[Element placement data]
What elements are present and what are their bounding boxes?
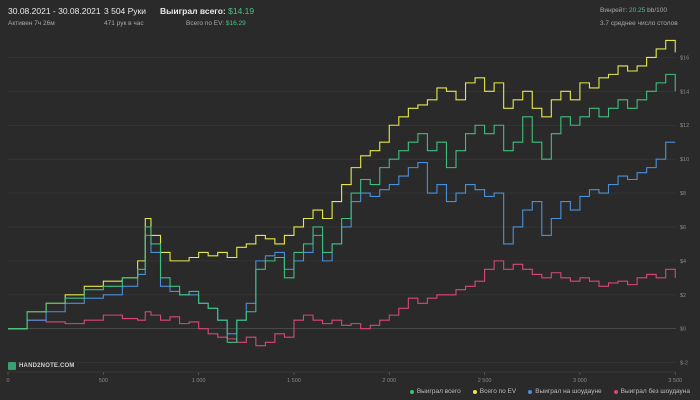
hands-block: 3 504 Руки 471 рук в час bbox=[104, 6, 146, 29]
chart-legend: Выиграл всего Всего по EV Выиграл на шоуда… bbox=[409, 388, 690, 395]
y-tick-label: $2 bbox=[680, 293, 686, 299]
y-tick-label: $16 bbox=[680, 55, 689, 61]
bankroll-chart: $-2 $0 $2 $4 $6 $8 $10 $12 $14 $16 0 500 1 000 1 500 2… bbox=[6, 39, 689, 384]
legend-label: Выиграл всего bbox=[416, 388, 461, 395]
series-line-d9477a bbox=[8, 260, 676, 347]
hand2note-logo: HAND2NOTE.COM bbox=[8, 362, 75, 370]
x-tick-label: 1 000 bbox=[192, 378, 206, 384]
y-tick-label: $10 bbox=[680, 157, 689, 163]
legend-item[interactable]: Всего по EV bbox=[472, 388, 517, 395]
date-block: 30.08.2021 - 30.08.2021 Активен 7ч 26м bbox=[8, 6, 101, 29]
avg-tables: 3.7 среднее число столов bbox=[600, 20, 678, 27]
hand2note-logo-icon bbox=[8, 362, 16, 370]
hands-per-hour: 471 рук в час bbox=[104, 20, 144, 27]
winnings-block: Выиграл всего: $14.19 Всего по EV: $16.2… bbox=[160, 6, 254, 29]
legend-label: Выиграл на шоудауне bbox=[535, 388, 602, 395]
date-range: 30.08.2021 - 30.08.2021 bbox=[8, 6, 101, 16]
x-tick-label: 3 500 bbox=[668, 378, 682, 384]
x-tick-label: 2 000 bbox=[382, 378, 396, 384]
legend-swatch-icon bbox=[528, 389, 533, 394]
legend-swatch-icon bbox=[613, 389, 618, 394]
x-tick-label: 3 000 bbox=[573, 378, 587, 384]
x-tick-label: 0 bbox=[6, 378, 9, 384]
winrate-block: Винрейт: 20.25 bb/100 3.7 среднее число … bbox=[600, 6, 678, 29]
won-value: $14.19 bbox=[228, 6, 255, 16]
winrate-label: Винрейт: bbox=[600, 7, 628, 14]
winrate-value: 20.25 bbox=[629, 7, 646, 14]
hands-count: 3 504 Руки bbox=[104, 6, 147, 16]
active-time: Активен 7ч 26м bbox=[8, 20, 55, 27]
series-line-e5e84a bbox=[8, 39, 676, 330]
y-tick-label: $12 bbox=[680, 123, 689, 129]
legend-swatch-icon bbox=[472, 389, 477, 394]
won-label: Выиграл всего: bbox=[160, 6, 226, 16]
legend-label: Выиграл без шоудауна bbox=[620, 388, 690, 395]
y-tick-label: $4 bbox=[680, 259, 686, 265]
legend-item[interactable]: Выиграл на шоудауне bbox=[528, 388, 602, 395]
legend-swatch-icon bbox=[409, 389, 414, 394]
series-line-3fbf7f bbox=[8, 73, 676, 343]
winrate-unit: bb/100 bbox=[647, 7, 667, 14]
x-tick-label: 1 500 bbox=[287, 378, 301, 384]
ev-label: Всего по EV: bbox=[186, 20, 225, 27]
y-tick-label: $6 bbox=[680, 225, 686, 231]
x-tick-label: 2 500 bbox=[478, 378, 492, 384]
logo-text: HAND2NOTE.COM bbox=[19, 363, 75, 369]
legend-item[interactable]: Выиграл без шоудауна bbox=[613, 388, 690, 395]
session-header: 30.08.2021 - 30.08.2021 Активен 7ч 26м 3… bbox=[0, 0, 700, 30]
y-tick-label: $-2 bbox=[680, 361, 688, 367]
legend-label: Всего по EV bbox=[479, 388, 517, 395]
legend-item[interactable]: Выиграл всего bbox=[409, 388, 461, 395]
ev-value: $16.29 bbox=[225, 20, 246, 27]
y-tick-label: $0 bbox=[680, 327, 686, 333]
x-tick-label: 500 bbox=[99, 378, 108, 384]
y-tick-label: $14 bbox=[680, 89, 689, 95]
y-tick-label: $8 bbox=[680, 191, 686, 197]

__Goal__:
Please edit the material starting at the line that contains "hands-block: 3 504" and ending at the line that contains "legend-label: Выиграл без", changing every "legend-swatch-icon" to "legend-marker-icon" and leaving all else as it is. Return only those lines.

__Answer__:
hands-block: 3 504 Руки 471 рук в час bbox=[104, 6, 146, 29]
chart-legend: Выиграл всего Всего по EV Выиграл на шоуда… bbox=[409, 388, 690, 395]
y-tick-label: $2 bbox=[680, 293, 686, 299]
y-tick-label: $16 bbox=[680, 55, 689, 61]
bankroll-chart: $-2 $0 $2 $4 $6 $8 $10 $12 $14 $16 0 500 1 000 1 500 2… bbox=[6, 39, 689, 384]
legend-label: Выиграл всего bbox=[416, 388, 461, 395]
series-line-d9477a bbox=[8, 260, 676, 347]
hand2note-logo: HAND2NOTE.COM bbox=[8, 362, 75, 370]
x-tick-label: 1 000 bbox=[192, 378, 206, 384]
y-tick-label: $10 bbox=[680, 157, 689, 163]
legend-item[interactable]: Всего по EV bbox=[472, 388, 517, 395]
date-block: 30.08.2021 - 30.08.2021 Активен 7ч 26м bbox=[8, 6, 101, 29]
avg-tables: 3.7 среднее число столов bbox=[600, 20, 678, 27]
hand2note-logo-icon bbox=[8, 362, 16, 370]
hands-per-hour: 471 рук в час bbox=[104, 20, 144, 27]
winnings-block: Выиграл всего: $14.19 Всего по EV: $16.2… bbox=[160, 6, 254, 29]
legend-label: Выиграл на шоудауне bbox=[535, 388, 602, 395]
date-range: 30.08.2021 - 30.08.2021 bbox=[8, 6, 101, 16]
x-tick-label: 3 500 bbox=[668, 378, 682, 384]
x-tick-label: 2 000 bbox=[382, 378, 396, 384]
legend-marker-icon bbox=[528, 389, 533, 394]
legend-marker-icon bbox=[613, 389, 618, 394]
x-tick-label: 3 000 bbox=[573, 378, 587, 384]
x-tick-label: 0 bbox=[6, 378, 9, 384]
winrate-block: Винрейт: 20.25 bb/100 3.7 среднее число … bbox=[600, 6, 678, 29]
won-value: $14.19 bbox=[228, 6, 255, 16]
winrate-label: Винрейт: bbox=[600, 7, 628, 14]
winrate-value: 20.25 bbox=[629, 7, 646, 14]
hands-count: 3 504 Руки bbox=[104, 6, 147, 16]
active-time: Активен 7ч 26м bbox=[8, 20, 55, 27]
series-line-e5e84a bbox=[8, 39, 676, 330]
y-tick-label: $12 bbox=[680, 123, 689, 129]
legend-marker-icon bbox=[472, 389, 477, 394]
won-label: Выиграл всего: bbox=[160, 6, 226, 16]
legend-label: Выиграл без шоудауна bbox=[620, 388, 690, 395]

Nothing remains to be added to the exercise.